• ЗАДАНИЕ 1: Определите, соответствуют ли фрагменту текста о присоединении Крыма следующие утверждения: (a) Януковичу был предоставлен кредит в 15 миллиардов долларов; (b) жесткость действий Москвы автор объясняет стремлением защитить русское и русскоязычное население; (c) присоединение Крыма произошло ровно год назад. Для каждого утверждения ответьте «да» или «нет» и приведите решающие слова текста в точной цитате.

━━ ФРАГМЕНТ ТЕКСТА

Русская весна: год спустя
Произошедшее ровно год назад присоединение Крыма и развернувшаяся вслед за этим война на Донбассе стали важным рубежом в истории постсоветской России. События последних двенадцати месяцев ознаменовали собой не только развертывание самого острого международно-политического кризиса за весь период после окончания Холодной войны, но и завершение эпохи путинской стабильности, успевшей стать пресловутой за минувшие пятнадцать лет. Пока неизвестно, приведут ли достигнутые в Минке соглашения к полному прекращению боевых действий в Луганской и Донецкой областях. Однако первые итоги вооруженного конфликта можно подводить уже сейчас.
Безусловно, действия российских властей полностью противоречили нормам международного права. С юридической точки зрения, включение Крыма в состав РФ — аннексия, которая по форме ничем не отличается от той, что совершила нацистская Германия, присоединившая Австрию в 1938 году. Что не менее важно, шаги, предпринятые Кремлем, способствовали сильнейшей дестабилизации в континентальных регионах бывшей Украинской ССР, что, в конечном счете, привело к многочисленным жертвам. Если бы официальная Москва в феврале прошлого года признала переходное правительство Арсения Яценюка и не послала бы затем военизированные формирования на территорию Донецкой и Луганской областей, то всей последующей цепочки трагических событий удалось бы избежать.
Реакция Кремля на победу Майдана внешне напоминала ответ союзных властей на антикоммунистические восстания в Венгрии (1956), Чехословакии (1968) и Польше (1981). Официальная Москва стремилась любой ценой не допустить начала европейской интеграции Украины, поэтому не была скупа на финансовую помощь Виктору Януковичу, которого, впрочем, не спасло даже предоставление кредита в объеме 15 миллиардов долларов. Крах авторитарного режима, который российскими элитами традиционно рассматривался в качестве лояльного, снимал препятствия на пути пусть медленного, но верного движения второй по численности населения республики бывшего СССР к вступлению в интеграционные структуры Запада. Именно в этом кроется причина жесткости действий Москвы, а вовсе не в стремлении защитить русское и русскоязычное население.

━━━━
━━ ИСХОДНЫЕ ДАННЫЕ

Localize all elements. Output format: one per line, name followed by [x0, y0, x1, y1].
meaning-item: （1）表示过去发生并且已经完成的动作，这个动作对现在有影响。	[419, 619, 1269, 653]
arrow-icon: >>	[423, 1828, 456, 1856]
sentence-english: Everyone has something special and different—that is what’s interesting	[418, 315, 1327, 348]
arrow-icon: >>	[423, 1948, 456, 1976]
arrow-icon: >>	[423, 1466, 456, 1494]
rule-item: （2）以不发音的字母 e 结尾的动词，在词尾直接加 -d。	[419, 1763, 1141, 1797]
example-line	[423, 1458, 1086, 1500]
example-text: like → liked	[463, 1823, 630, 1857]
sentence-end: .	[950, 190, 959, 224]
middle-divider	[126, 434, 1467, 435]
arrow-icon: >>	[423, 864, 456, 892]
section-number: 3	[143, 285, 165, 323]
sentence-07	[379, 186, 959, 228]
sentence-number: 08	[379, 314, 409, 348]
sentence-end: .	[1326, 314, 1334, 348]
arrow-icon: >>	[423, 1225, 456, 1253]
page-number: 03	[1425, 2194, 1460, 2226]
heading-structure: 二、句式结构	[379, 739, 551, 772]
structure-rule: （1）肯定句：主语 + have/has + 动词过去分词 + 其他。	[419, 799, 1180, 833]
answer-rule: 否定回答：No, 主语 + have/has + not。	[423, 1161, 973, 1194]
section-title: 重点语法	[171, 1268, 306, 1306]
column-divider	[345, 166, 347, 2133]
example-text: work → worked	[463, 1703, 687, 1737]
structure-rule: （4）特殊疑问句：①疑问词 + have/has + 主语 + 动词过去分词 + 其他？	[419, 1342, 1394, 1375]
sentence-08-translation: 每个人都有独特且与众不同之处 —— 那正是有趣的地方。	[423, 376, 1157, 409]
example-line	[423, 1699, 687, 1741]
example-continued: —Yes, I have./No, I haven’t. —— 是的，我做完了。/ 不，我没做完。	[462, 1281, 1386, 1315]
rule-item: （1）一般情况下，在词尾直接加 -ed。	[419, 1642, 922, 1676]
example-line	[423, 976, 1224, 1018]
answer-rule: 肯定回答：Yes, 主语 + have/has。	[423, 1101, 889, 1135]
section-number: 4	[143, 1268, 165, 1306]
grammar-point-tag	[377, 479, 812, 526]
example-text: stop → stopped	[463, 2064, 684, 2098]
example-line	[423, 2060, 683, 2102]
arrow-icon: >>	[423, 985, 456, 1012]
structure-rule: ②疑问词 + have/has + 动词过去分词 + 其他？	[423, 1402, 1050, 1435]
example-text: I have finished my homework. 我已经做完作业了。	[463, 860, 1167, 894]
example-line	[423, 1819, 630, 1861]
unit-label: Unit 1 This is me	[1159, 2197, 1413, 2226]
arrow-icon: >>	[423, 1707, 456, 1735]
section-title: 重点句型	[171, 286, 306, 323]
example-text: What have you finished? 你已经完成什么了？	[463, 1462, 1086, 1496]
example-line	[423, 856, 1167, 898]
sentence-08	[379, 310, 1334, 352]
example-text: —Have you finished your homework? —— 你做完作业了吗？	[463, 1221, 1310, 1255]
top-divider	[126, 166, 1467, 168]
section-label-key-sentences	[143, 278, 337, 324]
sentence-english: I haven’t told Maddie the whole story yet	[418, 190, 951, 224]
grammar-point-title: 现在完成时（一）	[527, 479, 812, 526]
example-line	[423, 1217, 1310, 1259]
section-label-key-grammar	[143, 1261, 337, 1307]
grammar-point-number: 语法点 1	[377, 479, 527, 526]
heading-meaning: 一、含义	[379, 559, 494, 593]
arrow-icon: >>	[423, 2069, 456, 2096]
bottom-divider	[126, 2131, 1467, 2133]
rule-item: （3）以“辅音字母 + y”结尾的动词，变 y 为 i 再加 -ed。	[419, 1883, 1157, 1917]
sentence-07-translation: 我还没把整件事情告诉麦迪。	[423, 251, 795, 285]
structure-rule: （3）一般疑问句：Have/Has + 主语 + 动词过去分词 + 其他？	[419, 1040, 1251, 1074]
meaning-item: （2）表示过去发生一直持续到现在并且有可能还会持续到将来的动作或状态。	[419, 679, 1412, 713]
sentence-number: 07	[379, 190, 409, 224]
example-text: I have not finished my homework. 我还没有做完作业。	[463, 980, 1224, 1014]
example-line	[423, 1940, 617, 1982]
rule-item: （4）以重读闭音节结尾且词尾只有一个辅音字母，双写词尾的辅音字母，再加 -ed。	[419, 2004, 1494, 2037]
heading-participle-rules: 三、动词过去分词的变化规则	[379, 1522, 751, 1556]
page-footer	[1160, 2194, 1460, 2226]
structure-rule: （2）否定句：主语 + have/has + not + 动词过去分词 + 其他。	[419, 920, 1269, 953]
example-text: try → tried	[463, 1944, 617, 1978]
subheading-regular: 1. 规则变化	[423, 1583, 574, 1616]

━━━━

• ЗАДАНИЕ 2: Приведите в виде нумерованного списка строки записей, начиная с первой строки записей и заканчивая строкой, содержащей «sentence-english: Everyone has», включительно, без пустых строк.

• РЕШЕНИЕ ЗАДАНИЯ 1:
(a) Да: «предоставление кредита в объеме 15 миллиардов долларов».
(b) Нет: «а вовсе не в стремлении защитить русское и русскоязычное население».
(c) Да: «Произошедшее ровно год назад присоединение Крыма».

• РЕШЕНИЕ ЗАДАНИЯ 2:
1. Localize all elements. Output format: one per line, name followed by [x0, y0, x1, y1].
2. meaning-item: （1）表示过去发生并且已经完成的动作，这个动作对现在有影响。	[419, 619, 1269, 653]
3. arrow-icon: >>	[423, 1828, 456, 1856]
4. sentence-english: Everyone has something special and different—that is what’s interesting	[418, 315, 1327, 348]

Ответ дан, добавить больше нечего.